[Work to complete]: Look for "JSON" in each line of the entries, and return the matching lines.

[Provided records]:
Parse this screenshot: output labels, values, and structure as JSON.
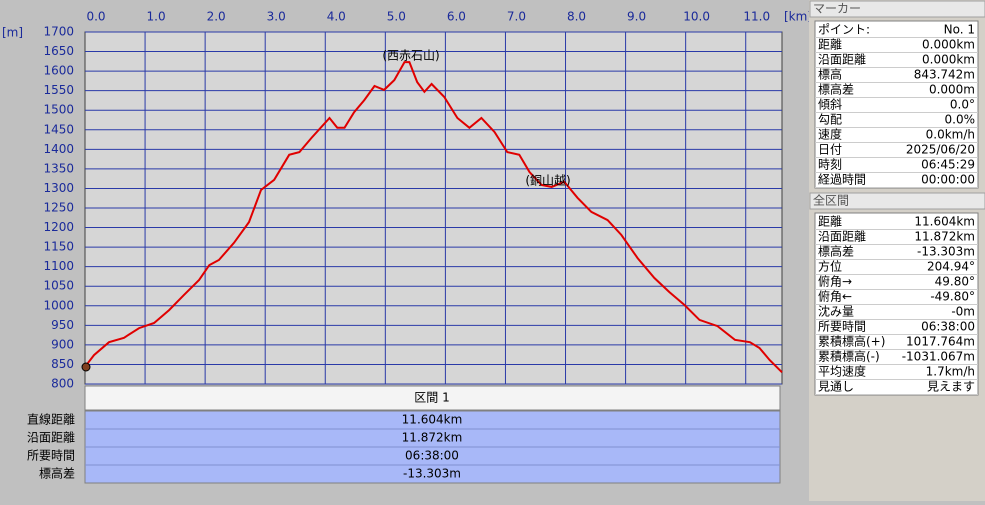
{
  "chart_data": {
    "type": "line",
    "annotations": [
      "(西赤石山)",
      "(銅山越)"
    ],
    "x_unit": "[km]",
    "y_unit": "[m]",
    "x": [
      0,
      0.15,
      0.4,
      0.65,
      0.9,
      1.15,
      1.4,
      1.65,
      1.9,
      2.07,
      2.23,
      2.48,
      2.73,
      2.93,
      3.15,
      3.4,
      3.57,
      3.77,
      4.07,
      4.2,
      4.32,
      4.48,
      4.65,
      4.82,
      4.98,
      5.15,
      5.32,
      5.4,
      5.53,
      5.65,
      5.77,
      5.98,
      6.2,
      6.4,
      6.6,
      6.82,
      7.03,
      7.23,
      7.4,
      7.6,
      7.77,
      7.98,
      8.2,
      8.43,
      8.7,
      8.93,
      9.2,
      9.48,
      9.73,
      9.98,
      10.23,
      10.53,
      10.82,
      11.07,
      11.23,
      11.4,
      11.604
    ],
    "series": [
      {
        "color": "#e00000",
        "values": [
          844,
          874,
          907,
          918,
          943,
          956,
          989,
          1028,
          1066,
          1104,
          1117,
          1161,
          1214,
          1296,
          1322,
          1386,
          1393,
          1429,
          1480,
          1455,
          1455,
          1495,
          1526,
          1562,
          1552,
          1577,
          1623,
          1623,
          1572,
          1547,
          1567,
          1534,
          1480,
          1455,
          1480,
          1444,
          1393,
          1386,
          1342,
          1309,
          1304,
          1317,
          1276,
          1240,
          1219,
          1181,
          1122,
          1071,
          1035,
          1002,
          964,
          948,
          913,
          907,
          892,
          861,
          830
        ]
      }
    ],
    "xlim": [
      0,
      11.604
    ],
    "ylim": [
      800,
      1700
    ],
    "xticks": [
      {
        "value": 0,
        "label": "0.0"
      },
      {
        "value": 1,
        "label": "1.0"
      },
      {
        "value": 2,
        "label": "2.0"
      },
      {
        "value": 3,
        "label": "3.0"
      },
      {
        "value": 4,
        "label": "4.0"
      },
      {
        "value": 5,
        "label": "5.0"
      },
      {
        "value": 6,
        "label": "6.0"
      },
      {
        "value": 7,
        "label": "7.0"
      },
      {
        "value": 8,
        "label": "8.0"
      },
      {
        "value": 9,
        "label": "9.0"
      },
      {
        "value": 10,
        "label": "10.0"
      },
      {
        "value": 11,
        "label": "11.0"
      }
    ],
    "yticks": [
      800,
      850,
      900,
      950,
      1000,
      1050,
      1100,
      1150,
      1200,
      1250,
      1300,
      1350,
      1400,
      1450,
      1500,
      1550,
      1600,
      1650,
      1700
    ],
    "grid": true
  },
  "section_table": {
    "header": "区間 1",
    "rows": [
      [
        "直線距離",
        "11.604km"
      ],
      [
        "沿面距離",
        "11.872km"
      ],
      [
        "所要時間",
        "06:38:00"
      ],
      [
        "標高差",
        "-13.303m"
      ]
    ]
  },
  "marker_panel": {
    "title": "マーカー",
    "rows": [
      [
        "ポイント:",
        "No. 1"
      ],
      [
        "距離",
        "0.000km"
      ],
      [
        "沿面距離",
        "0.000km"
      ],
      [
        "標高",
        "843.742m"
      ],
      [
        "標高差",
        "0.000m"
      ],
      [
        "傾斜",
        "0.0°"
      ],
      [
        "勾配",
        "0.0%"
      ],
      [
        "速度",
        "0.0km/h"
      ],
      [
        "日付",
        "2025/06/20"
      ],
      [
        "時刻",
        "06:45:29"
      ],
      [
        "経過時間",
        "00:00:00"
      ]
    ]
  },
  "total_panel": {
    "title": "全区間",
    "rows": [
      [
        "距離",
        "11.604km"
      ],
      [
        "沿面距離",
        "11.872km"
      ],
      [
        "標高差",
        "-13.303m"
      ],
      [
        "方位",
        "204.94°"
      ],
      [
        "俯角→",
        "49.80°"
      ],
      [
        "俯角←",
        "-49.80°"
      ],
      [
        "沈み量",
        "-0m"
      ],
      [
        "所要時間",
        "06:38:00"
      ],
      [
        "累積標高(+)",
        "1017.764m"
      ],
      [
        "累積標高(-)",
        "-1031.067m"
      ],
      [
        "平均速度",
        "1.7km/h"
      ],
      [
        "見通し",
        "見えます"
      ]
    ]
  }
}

--

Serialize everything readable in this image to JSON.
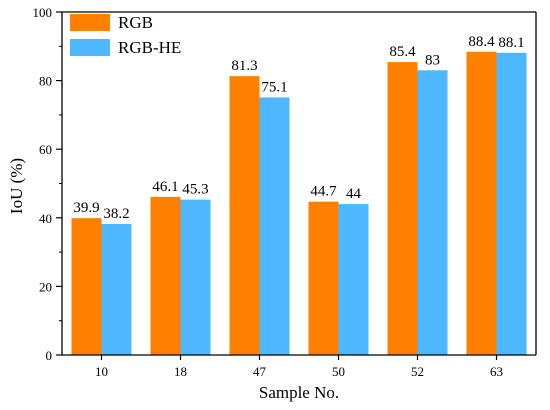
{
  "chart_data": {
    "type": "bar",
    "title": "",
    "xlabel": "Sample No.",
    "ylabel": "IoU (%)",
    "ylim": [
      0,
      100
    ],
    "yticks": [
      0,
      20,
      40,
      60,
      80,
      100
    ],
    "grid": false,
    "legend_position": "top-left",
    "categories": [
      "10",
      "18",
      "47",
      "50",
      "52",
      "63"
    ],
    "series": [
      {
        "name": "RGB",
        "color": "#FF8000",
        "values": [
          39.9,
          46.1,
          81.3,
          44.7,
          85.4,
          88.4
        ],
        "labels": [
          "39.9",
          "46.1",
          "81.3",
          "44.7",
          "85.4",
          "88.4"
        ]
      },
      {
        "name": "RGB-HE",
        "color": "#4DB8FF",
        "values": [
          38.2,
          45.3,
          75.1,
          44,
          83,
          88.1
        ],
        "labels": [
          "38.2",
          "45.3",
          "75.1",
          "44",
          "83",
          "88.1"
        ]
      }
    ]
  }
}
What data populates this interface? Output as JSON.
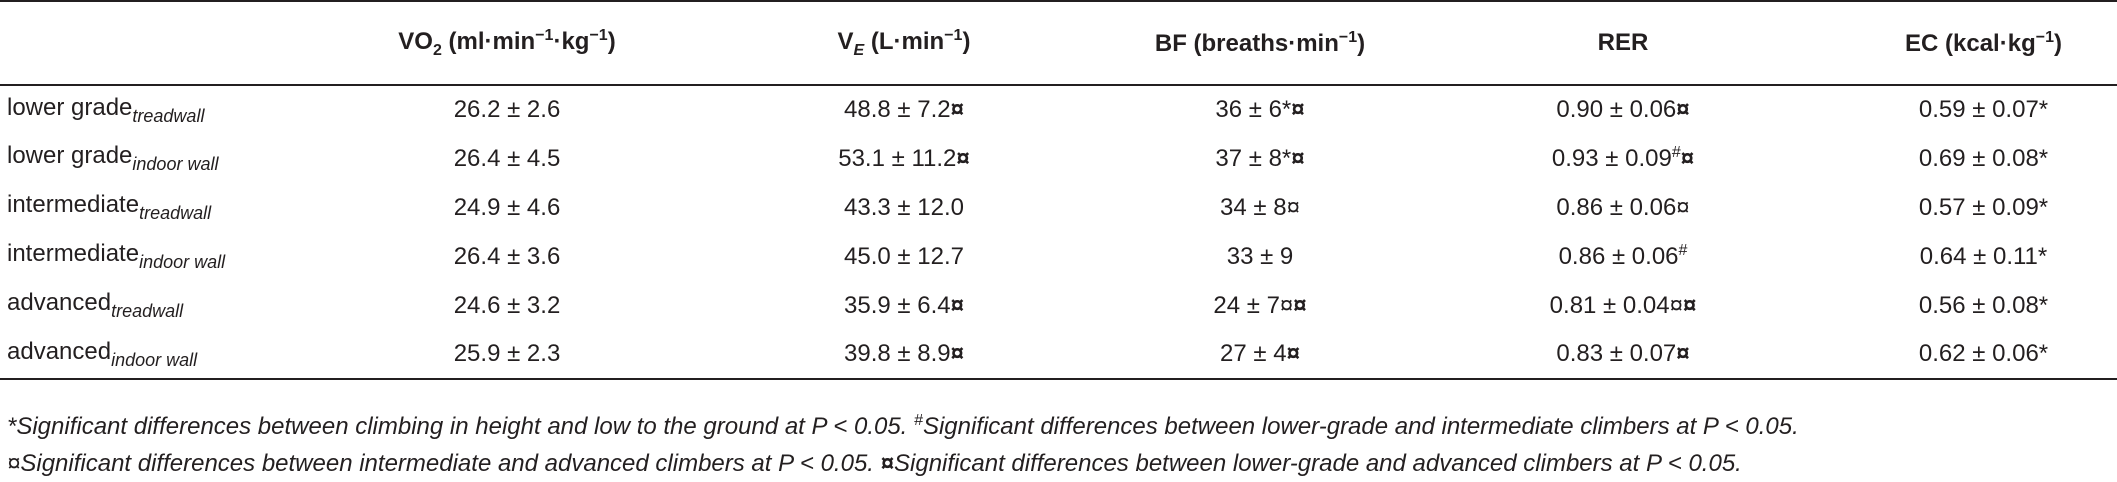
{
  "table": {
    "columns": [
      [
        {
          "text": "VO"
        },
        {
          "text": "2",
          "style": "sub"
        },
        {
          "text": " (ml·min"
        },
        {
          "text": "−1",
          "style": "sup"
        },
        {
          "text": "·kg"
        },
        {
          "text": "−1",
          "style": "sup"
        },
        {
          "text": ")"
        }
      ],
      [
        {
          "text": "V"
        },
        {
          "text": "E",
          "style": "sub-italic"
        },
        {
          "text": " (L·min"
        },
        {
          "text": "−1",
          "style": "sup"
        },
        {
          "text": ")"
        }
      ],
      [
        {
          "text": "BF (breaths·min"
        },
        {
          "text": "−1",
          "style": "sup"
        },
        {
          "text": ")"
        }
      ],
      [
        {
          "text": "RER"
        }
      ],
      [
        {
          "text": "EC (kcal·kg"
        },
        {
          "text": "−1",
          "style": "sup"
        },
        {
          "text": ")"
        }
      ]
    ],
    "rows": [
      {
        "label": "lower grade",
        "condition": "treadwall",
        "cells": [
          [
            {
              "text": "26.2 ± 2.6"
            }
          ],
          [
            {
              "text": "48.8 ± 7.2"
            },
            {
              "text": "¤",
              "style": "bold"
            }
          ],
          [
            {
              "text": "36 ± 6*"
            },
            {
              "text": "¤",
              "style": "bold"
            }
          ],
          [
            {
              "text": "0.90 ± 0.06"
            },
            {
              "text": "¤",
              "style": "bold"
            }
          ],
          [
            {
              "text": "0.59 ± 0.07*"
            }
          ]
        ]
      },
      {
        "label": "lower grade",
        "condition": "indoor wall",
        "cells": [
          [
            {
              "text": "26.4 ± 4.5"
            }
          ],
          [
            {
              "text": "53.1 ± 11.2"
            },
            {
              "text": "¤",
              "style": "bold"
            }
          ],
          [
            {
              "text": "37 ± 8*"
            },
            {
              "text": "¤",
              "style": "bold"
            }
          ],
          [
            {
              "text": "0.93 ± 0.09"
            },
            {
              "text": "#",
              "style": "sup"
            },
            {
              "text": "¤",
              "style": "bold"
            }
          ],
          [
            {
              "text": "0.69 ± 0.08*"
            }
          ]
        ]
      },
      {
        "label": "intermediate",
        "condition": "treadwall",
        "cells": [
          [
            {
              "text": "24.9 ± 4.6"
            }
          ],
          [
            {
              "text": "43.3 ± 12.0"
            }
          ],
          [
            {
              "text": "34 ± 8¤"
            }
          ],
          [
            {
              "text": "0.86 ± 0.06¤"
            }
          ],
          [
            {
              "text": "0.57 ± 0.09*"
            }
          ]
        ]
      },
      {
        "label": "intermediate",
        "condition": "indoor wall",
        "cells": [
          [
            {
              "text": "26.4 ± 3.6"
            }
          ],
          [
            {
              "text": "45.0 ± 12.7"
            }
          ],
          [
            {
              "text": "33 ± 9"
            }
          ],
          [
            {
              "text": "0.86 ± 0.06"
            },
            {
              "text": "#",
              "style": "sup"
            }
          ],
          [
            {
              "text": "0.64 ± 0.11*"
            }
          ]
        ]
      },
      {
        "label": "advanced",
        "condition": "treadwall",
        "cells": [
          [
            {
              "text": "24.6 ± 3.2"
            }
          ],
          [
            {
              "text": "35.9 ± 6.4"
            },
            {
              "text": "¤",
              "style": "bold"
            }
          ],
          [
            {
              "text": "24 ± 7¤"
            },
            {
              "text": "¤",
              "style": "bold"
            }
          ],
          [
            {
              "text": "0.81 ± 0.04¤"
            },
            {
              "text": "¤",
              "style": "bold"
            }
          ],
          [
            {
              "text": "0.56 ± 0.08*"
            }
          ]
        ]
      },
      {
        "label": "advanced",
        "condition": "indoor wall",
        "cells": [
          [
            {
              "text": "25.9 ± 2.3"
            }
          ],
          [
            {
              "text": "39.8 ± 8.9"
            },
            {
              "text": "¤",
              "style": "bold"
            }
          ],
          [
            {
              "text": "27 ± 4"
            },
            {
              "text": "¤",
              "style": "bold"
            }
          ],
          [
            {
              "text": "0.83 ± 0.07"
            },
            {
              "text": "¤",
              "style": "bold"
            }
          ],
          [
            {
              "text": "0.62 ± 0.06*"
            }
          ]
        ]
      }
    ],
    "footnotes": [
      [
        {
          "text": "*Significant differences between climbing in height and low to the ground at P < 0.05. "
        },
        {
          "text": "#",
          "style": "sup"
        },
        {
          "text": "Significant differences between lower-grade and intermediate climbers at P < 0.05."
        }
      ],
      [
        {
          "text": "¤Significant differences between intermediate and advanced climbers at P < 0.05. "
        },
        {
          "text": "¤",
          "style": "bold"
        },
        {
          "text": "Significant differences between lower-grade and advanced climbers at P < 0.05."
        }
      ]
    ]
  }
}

[The solution]:
Parse this screenshot: output labels, values, and structure as JSON.
Serialize everything readable in this image to JSON.
What data populates this interface? Output as JSON.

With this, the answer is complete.